What the task asks: Output every entry exactly, from the first line to the last.
***** Materials provided *****
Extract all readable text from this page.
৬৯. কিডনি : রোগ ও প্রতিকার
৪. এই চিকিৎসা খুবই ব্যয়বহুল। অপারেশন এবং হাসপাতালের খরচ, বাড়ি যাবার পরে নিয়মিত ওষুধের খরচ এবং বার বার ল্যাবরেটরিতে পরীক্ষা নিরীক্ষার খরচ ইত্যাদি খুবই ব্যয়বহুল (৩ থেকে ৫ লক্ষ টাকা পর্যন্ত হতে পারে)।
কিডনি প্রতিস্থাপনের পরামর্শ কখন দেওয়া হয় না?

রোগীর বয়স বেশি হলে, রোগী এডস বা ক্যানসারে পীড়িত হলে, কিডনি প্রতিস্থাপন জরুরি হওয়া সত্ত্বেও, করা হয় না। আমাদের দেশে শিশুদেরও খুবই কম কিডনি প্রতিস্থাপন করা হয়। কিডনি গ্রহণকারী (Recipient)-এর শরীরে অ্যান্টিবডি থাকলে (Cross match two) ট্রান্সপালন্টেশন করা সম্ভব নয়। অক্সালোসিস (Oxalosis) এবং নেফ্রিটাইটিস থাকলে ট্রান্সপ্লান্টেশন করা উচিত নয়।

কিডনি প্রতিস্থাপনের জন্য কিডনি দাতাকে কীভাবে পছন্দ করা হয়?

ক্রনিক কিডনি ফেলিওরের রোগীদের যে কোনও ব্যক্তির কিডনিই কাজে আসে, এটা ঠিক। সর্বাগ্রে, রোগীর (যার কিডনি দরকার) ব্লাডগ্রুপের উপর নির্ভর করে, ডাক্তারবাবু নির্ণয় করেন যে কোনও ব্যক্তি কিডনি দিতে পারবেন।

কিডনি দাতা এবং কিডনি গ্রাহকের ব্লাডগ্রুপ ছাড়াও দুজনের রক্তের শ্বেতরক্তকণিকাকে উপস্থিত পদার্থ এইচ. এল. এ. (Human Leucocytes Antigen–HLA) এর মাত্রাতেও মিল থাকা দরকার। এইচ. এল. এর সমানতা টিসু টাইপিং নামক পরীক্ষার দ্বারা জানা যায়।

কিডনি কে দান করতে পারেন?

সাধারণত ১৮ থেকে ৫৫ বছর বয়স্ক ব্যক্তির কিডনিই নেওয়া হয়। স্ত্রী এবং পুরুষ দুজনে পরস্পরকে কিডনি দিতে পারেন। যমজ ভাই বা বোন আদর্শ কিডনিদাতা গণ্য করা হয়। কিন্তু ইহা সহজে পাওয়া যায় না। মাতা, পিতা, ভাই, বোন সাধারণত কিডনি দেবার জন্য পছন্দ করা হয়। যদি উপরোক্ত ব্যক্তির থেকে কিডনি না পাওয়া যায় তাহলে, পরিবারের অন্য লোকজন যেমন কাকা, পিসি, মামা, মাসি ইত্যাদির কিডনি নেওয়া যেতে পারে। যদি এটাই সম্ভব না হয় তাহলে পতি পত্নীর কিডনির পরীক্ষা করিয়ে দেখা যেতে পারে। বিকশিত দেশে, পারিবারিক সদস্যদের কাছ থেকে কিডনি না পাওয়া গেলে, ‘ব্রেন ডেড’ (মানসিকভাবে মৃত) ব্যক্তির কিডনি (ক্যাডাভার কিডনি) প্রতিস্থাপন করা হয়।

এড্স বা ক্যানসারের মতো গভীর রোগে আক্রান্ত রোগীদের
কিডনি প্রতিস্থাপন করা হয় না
*****
Problem solution:
Extract all readable text from this page.
৬৯. কিডনি : রোগ ও প্রতিকার
৪. এই চিকিৎসা খুবই ব্যয়বহুল। অপারেশন এবং হাসপাতালের খরচ, বাড়ি যাবার পরে নিয়মিত ওষুধের খরচ এবং বার বার ল্যাবরেটরিতে পরীক্ষা নিরীক্ষার খরচ ইত্যাদি খুবই ব্যয়বহুল (৩ থেকে ৫ লক্ষ টাকা পর্যন্ত হতে পারে)।
কিডনি প্রতিস্থাপনের পরামর্শ কখন দেওয়া হয় না?

রোগীর বয়স বেশি হলে, রোগী এডস বা ক্যানসারে পীড়িত হলে, কিডনি প্রতিস্থাপন জরুরি হওয়া সত্ত্বেও, করা হয় না। আমাদের দেশে শিশুদেরও খুবই কম কিডনি প্রতিস্থাপন করা হয়। কিডনি গ্রহণকারী (Recipient)-এর শরীরে অ্যান্টিবডি থাকলে (Cross match two) ট্রান্সপালন্টেশন করা সম্ভব নয়। অক্সালোসিস (Oxalosis) এবং নেফ্রিটাইটিস থাকলে ট্রান্সপ্লান্টেশন করা উচিত নয়।

কিডনি প্রতিস্থাপনের জন্য কিডনি দাতাকে কীভাবে পছন্দ করা হয়?

ক্রনিক কিডনি ফেলিওরের রোগীদের যে কোনও ব্যক্তির কিডনিই কাজে আসে, এটা ঠিক। সর্বাগ্রে, রোগীর (যার কিডনি দরকার) ব্লাডগ্রুপের উপর নির্ভর করে, ডাক্তারবাবু নির্ণয় করেন যে কোনও ব্যক্তি কিডনি দিতে পারবেন।

কিডনি দাতা এবং কিডনি গ্রাহকের ব্লাডগ্রুপ ছাড়াও দুজনের রক্তের শ্বেতরক্তকণিকাকে উপস্থিত পদার্থ এইচ. এল. এ. (Human Leucocytes Antigen–HLA) এর মাত্রাতেও মিল থাকা দরকার। এইচ. এল. এর সমানতা টিসু টাইপিং নামক পরীক্ষার দ্বারা জানা যায়।

কিডনি কে দান করতে পারেন?

সাধারণত ১৮ থেকে ৫৫ বছর বয়স্ক ব্যক্তির কিডনিই নেওয়া হয়। স্ত্রী এবং পুরুষ দুজনে পরস্পরকে কিডনি দিতে পারেন। যমজ ভাই বা বোন আদর্শ কিডনিদাতা গণ্য করা হয়। কিন্তু ইহা সহজে পাওয়া যায় না। মাতা, পিতা, ভাই, বোন সাধারণত কিডনি দেবার জন্য পছন্দ করা হয়। যদি উপরোক্ত ব্যক্তির থেকে কিডনি না পাওয়া যায় তাহলে, পরিবারের অন্য লোকজন যেমন কাকা, পিসি, মামা, মাসি ইত্যাদির কিডনি নেওয়া যেতে পারে। যদি এটাই সম্ভব না হয় তাহলে পতি পত্নীর কিডনির পরীক্ষা করিয়ে দেখা যেতে পারে। বিকশিত দেশে, পারিবারিক সদস্যদের কাছ থেকে কিডনি না পাওয়া গেলে, ‘ব্রেন ডেড’ (মানসিকভাবে মৃত) ব্যক্তির কিডনি (ক্যাডাভার কিডনি) প্রতিস্থাপন করা হয়।

এড্স বা ক্যানসারের মতো গভীর রোগে আক্রান্ত রোগীদের
কিডনি প্রতিস্থাপন করা হয় না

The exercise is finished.